▸ **STORED ROWS**:
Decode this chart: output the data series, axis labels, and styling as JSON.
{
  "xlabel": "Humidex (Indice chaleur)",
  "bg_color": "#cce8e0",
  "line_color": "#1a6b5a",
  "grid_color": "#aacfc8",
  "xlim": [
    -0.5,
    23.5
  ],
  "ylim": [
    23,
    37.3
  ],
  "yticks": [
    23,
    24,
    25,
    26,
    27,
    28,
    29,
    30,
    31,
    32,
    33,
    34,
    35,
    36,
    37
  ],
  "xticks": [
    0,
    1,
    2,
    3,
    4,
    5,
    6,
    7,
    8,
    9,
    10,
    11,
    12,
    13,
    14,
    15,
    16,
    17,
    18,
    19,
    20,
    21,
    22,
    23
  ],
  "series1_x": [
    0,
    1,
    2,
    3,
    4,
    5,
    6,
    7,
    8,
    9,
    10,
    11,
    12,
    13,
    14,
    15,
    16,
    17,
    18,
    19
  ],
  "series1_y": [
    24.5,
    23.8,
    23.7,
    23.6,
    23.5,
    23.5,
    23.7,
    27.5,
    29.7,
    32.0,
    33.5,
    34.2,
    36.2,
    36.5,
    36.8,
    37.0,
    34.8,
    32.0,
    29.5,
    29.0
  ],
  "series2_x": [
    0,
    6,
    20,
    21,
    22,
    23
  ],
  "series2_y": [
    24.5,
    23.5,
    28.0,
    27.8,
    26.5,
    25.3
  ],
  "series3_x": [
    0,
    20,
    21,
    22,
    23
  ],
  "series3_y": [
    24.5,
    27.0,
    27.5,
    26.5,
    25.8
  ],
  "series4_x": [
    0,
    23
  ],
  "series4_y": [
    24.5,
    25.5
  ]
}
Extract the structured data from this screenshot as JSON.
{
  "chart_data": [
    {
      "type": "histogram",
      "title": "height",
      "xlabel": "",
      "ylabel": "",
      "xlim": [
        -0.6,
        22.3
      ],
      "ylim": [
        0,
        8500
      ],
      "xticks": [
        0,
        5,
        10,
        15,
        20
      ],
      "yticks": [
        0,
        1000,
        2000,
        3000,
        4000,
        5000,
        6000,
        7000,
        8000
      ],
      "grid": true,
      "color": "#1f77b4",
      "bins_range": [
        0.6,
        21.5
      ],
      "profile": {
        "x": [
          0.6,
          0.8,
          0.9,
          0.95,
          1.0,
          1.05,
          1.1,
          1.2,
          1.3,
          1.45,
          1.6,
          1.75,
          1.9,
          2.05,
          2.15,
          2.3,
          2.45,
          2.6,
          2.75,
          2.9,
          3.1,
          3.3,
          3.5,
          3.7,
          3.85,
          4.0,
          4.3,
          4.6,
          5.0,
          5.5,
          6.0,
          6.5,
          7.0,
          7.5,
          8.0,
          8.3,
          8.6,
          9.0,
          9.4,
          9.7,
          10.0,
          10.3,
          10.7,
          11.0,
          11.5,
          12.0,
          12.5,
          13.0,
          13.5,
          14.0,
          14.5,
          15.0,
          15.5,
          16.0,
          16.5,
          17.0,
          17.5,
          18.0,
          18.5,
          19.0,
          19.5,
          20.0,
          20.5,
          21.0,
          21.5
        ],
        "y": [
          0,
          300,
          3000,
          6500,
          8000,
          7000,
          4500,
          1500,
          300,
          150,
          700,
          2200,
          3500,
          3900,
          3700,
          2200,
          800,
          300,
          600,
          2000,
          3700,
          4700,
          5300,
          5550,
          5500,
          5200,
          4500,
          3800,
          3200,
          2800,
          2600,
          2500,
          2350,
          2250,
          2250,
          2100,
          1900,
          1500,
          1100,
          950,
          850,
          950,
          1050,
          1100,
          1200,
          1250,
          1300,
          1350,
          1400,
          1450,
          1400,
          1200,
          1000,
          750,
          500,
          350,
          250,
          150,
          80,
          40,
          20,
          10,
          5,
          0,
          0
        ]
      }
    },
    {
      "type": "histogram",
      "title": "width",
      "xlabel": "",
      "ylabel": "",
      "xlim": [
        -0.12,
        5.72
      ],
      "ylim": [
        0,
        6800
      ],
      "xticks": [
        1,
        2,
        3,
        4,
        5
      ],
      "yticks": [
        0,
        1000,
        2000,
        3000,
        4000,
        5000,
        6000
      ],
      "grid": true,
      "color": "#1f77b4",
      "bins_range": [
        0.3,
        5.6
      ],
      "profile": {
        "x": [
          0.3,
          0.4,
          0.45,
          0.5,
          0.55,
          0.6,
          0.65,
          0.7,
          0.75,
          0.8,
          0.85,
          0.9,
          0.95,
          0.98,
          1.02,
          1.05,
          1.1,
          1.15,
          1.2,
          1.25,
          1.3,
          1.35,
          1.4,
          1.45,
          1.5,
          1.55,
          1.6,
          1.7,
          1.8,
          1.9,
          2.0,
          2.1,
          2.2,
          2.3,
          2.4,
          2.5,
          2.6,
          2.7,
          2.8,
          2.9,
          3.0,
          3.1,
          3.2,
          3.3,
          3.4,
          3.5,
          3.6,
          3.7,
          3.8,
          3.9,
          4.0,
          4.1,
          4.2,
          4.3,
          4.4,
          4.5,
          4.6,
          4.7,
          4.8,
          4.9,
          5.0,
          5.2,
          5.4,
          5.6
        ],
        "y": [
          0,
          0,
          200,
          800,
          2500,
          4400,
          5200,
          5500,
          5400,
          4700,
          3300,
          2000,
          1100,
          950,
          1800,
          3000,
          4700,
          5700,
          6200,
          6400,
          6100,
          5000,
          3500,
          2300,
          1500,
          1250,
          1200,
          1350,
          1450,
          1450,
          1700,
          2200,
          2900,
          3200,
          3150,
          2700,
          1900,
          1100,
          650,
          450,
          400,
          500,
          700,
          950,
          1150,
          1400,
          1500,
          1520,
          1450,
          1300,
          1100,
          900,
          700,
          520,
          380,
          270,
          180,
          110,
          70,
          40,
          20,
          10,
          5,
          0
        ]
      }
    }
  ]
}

▸ **WHAT THIS TASK INVOLVES**:
Look through the lines above and collect those with the word "JSON".

▸ **SOLUTION FOR THIS EXERCISE**:
Decode this chart: output the data series, axis labels, and styling as JSON.
Extract the structured data from this screenshot as JSON.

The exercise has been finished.